### TASK TO COMPLETE
Copy all the entries below exactly, but not the pictures.
* start RAW RECORDS *
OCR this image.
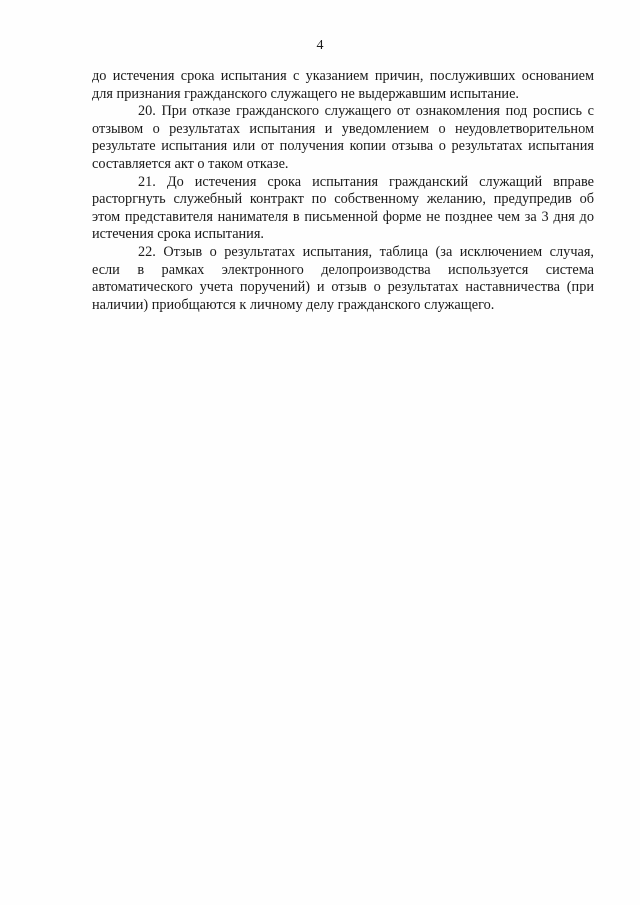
4

до истечения срока испытания с указанием причин, послуживших основанием для признания гражданского служащего не выдержавшим испытание.

20. При отказе гражданского служащего от ознакомления под роспись с отзывом о результатах испытания и уведомлением о неудовлетворительном результате испытания или от получения копии отзыва о результатах испытания составляется акт о таком отказе.

21. До истечения срока испытания гражданский служащий вправе расторгнуть служебный контракт по собственному желанию, предупредив об этом представителя нанимателя в письменной форме не позднее чем за 3 дня до истечения срока испытания.

22. Отзыв о результатах испытания, таблица (за исключением случая, если в рамках электронного делопроизводства используется система автоматического учета поручений) и отзыв о результатах наставничества (при наличии) приобщаются к личному делу гражданского служащего.
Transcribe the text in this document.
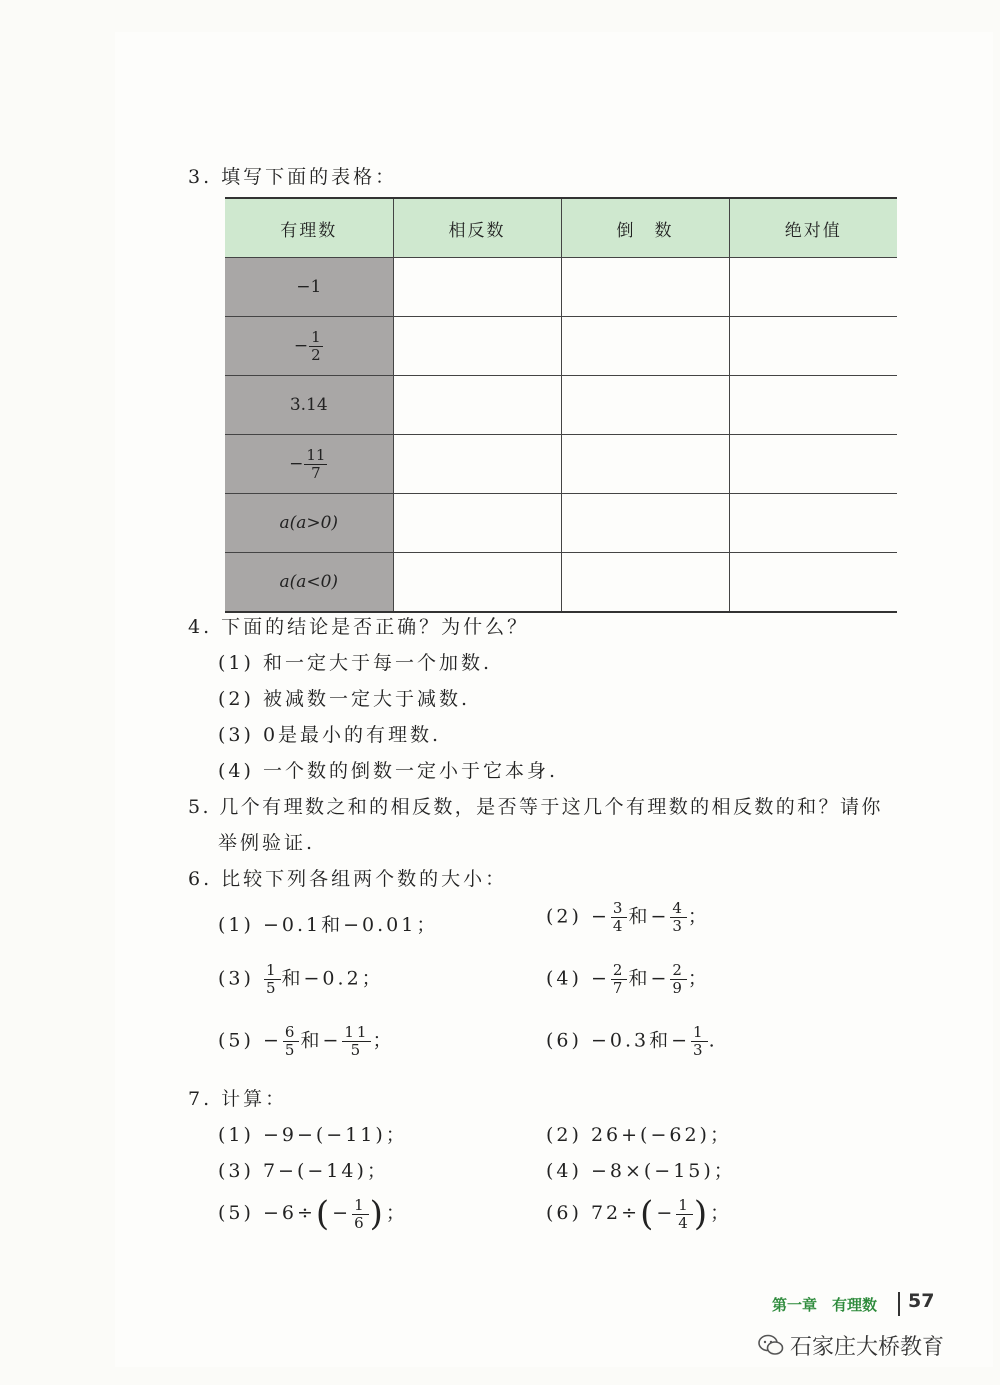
3. 填写下面的表格：
有理数	相反数	倒　数	绝对值
−1			
− $\frac{1}{2}$

3.14			
− $\frac{11}{7}$

a(a>0)			
a(a<0)			
4. 下面的结论是否正确？为什么？
(1) 和一定大于每一个加数.
(2) 被减数一定大于减数.
(3) 0是最小的有理数.
(4) 一个数的倒数一定小于它本身.
5. 几个有理数之和的相反数，是否等于这几个有理数的相反数的和？请你
举例验证.
6. 比较下列各组两个数的大小：
(1) −0.1和−0.01；	$(2) - \frac{3}{4}$ 和− $\frac{4}{3}$ ；
$(3) \frac{1}{5}$ 和−0.2；	$(4) - \frac{2}{7}$ 和− $\frac{2}{9}$ ；
$(5) - \frac{6}{5}$ 和− $\frac{11}{5}$ ；	(6) −0.3和− $\frac{1}{3}$ .
7. 计算：
(1) −9−(−11)；	(2) 26+(−62)；
(3) 7−(−14)；	(4) −8×(−15)；
$(5) -6\div(- \frac{1}{6}$ )；	(6) $72\div(- \frac{1}{4}$ )；
第一章　有理数 57
石家庄大桥教育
* end RAW RECORDS *
### OUTPUT FOR THIS EXERCISE
OCR this image.
4

до истечения срока испытания с указанием причин, послуживших основанием для признания гражданского служащего не выдержавшим испытание.

20. При отказе гражданского служащего от ознакомления под роспись с отзывом о результатах испытания и уведомлением о неудовлетворительном результате испытания или от получения копии отзыва о результатах испытания составляется акт о таком отказе.

21. До истечения срока испытания гражданский служащий вправе расторгнуть служебный контракт по собственному желанию, предупредив об этом представителя нанимателя в письменной форме не позднее чем за 3 дня до истечения срока испытания.

22. Отзыв о результатах испытания, таблица (за исключением случая, если в рамках электронного делопроизводства используется система автоматического учета поручений) и отзыв о результатах наставничества (при наличии) приобщаются к личному делу гражданского служащего.
Transcribe the text in this document.
3. 填写下面的表格：
有理数	相反数	倒　数	绝对值
−1			
− $\frac{1}{2}$

3.14			
− $\frac{11}{7}$

a(a>0)			
a(a<0)			
4. 下面的结论是否正确？为什么？
(1) 和一定大于每一个加数.
(2) 被减数一定大于减数.
(3) 0是最小的有理数.
(4) 一个数的倒数一定小于它本身.
5. 几个有理数之和的相反数，是否等于这几个有理数的相反数的和？请你
举例验证.
6. 比较下列各组两个数的大小：
(1) −0.1和−0.01；	$(2) - \frac{3}{4}$ 和− $\frac{4}{3}$ ；
$(3) \frac{1}{5}$ 和−0.2；	$(4) - \frac{2}{7}$ 和− $\frac{2}{9}$ ；
$(5) - \frac{6}{5}$ 和− $\frac{11}{5}$ ；	(6) −0.3和− $\frac{1}{3}$ .
7. 计算：
(1) −9−(−11)；	(2) 26+(−62)；
(3) 7−(−14)；	(4) −8×(−15)；
$(5) -6\div(- \frac{1}{6}$ )；	(6) $72\div(- \frac{1}{4}$ )；
第一章　有理数 57
石家庄大桥教育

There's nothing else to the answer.